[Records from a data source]
[BEGIN]

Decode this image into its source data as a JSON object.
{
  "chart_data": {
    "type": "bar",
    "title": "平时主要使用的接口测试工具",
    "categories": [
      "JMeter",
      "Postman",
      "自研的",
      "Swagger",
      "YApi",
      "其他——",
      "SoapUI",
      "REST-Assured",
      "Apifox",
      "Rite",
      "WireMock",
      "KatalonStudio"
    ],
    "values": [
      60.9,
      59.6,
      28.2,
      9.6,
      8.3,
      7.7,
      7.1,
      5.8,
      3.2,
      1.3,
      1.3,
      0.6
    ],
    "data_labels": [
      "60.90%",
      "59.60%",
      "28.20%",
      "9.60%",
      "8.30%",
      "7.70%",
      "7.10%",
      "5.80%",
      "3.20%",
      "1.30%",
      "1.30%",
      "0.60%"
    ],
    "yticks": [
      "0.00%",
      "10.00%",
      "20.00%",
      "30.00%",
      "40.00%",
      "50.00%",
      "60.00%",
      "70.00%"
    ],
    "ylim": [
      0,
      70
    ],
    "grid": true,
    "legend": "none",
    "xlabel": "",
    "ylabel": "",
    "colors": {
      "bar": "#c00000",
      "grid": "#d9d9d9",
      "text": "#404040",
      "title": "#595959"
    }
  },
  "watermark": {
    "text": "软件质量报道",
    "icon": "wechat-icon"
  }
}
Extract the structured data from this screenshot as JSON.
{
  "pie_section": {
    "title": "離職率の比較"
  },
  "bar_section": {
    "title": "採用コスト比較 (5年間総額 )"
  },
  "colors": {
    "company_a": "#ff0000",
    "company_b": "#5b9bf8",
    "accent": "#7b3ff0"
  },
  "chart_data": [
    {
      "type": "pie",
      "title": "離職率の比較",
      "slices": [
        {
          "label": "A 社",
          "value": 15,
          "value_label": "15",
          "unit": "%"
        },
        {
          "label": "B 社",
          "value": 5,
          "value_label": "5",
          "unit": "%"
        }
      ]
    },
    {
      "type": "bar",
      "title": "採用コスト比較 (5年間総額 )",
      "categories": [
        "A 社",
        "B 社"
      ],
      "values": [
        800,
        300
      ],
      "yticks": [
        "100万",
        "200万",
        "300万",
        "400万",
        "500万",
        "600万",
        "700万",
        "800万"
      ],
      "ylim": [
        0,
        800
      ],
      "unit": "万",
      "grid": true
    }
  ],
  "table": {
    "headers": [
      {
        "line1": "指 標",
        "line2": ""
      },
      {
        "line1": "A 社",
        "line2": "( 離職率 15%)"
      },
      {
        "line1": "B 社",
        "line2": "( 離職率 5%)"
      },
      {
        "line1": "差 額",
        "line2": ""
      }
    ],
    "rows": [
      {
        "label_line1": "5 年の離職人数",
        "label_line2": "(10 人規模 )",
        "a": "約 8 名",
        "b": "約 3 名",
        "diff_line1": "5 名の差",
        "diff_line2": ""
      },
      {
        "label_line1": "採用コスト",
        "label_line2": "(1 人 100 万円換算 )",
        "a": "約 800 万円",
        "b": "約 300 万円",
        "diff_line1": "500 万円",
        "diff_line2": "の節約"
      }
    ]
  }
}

[END]

REQUEST:
Transcribe the records above exactly as they appear.

RESPONSE TO THIS TASK:
Decode this image into its source data as a JSON object.
{
  "chart_data": {
    "type": "bar",
    "title": "平时主要使用的接口测试工具",
    "categories": [
      "JMeter",
      "Postman",
      "自研的",
      "Swagger",
      "YApi",
      "其他——",
      "SoapUI",
      "REST-Assured",
      "Apifox",
      "Rite",
      "WireMock",
      "KatalonStudio"
    ],
    "values": [
      60.9,
      59.6,
      28.2,
      9.6,
      8.3,
      7.7,
      7.1,
      5.8,
      3.2,
      1.3,
      1.3,
      0.6
    ],
    "data_labels": [
      "60.90%",
      "59.60%",
      "28.20%",
      "9.60%",
      "8.30%",
      "7.70%",
      "7.10%",
      "5.80%",
      "3.20%",
      "1.30%",
      "1.30%",
      "0.60%"
    ],
    "yticks": [
      "0.00%",
      "10.00%",
      "20.00%",
      "30.00%",
      "40.00%",
      "50.00%",
      "60.00%",
      "70.00%"
    ],
    "ylim": [
      0,
      70
    ],
    "grid": true,
    "legend": "none",
    "xlabel": "",
    "ylabel": "",
    "colors": {
      "bar": "#c00000",
      "grid": "#d9d9d9",
      "text": "#404040",
      "title": "#595959"
    }
  },
  "watermark": {
    "text": "软件质量报道",
    "icon": "wechat-icon"
  }
}
Extract the structured data from this screenshot as JSON.
{
  "pie_section": {
    "title": "離職率の比較"
  },
  "bar_section": {
    "title": "採用コスト比較 (5年間総額 )"
  },
  "colors": {
    "company_a": "#ff0000",
    "company_b": "#5b9bf8",
    "accent": "#7b3ff0"
  },
  "chart_data": [
    {
      "type": "pie",
      "title": "離職率の比較",
      "slices": [
        {
          "label": "A 社",
          "value": 15,
          "value_label": "15",
          "unit": "%"
        },
        {
          "label": "B 社",
          "value": 5,
          "value_label": "5",
          "unit": "%"
        }
      ]
    },
    {
      "type": "bar",
      "title": "採用コスト比較 (5年間総額 )",
      "categories": [
        "A 社",
        "B 社"
      ],
      "values": [
        800,
        300
      ],
      "yticks": [
        "100万",
        "200万",
        "300万",
        "400万",
        "500万",
        "600万",
        "700万",
        "800万"
      ],
      "ylim": [
        0,
        800
      ],
      "unit": "万",
      "grid": true
    }
  ],
  "table": {
    "headers": [
      {
        "line1": "指 標",
        "line2": ""
      },
      {
        "line1": "A 社",
        "line2": "( 離職率 15%)"
      },
      {
        "line1": "B 社",
        "line2": "( 離職率 5%)"
      },
      {
        "line1": "差 額",
        "line2": ""
      }
    ],
    "rows": [
      {
        "label_line1": "5 年の離職人数",
        "label_line2": "(10 人規模 )",
        "a": "約 8 名",
        "b": "約 3 名",
        "diff_line1": "5 名の差",
        "diff_line2": ""
      },
      {
        "label_line1": "採用コスト",
        "label_line2": "(1 人 100 万円換算 )",
        "a": "約 800 万円",
        "b": "約 300 万円",
        "diff_line1": "500 万円",
        "diff_line2": "の節約"
      }
    ]
  }
}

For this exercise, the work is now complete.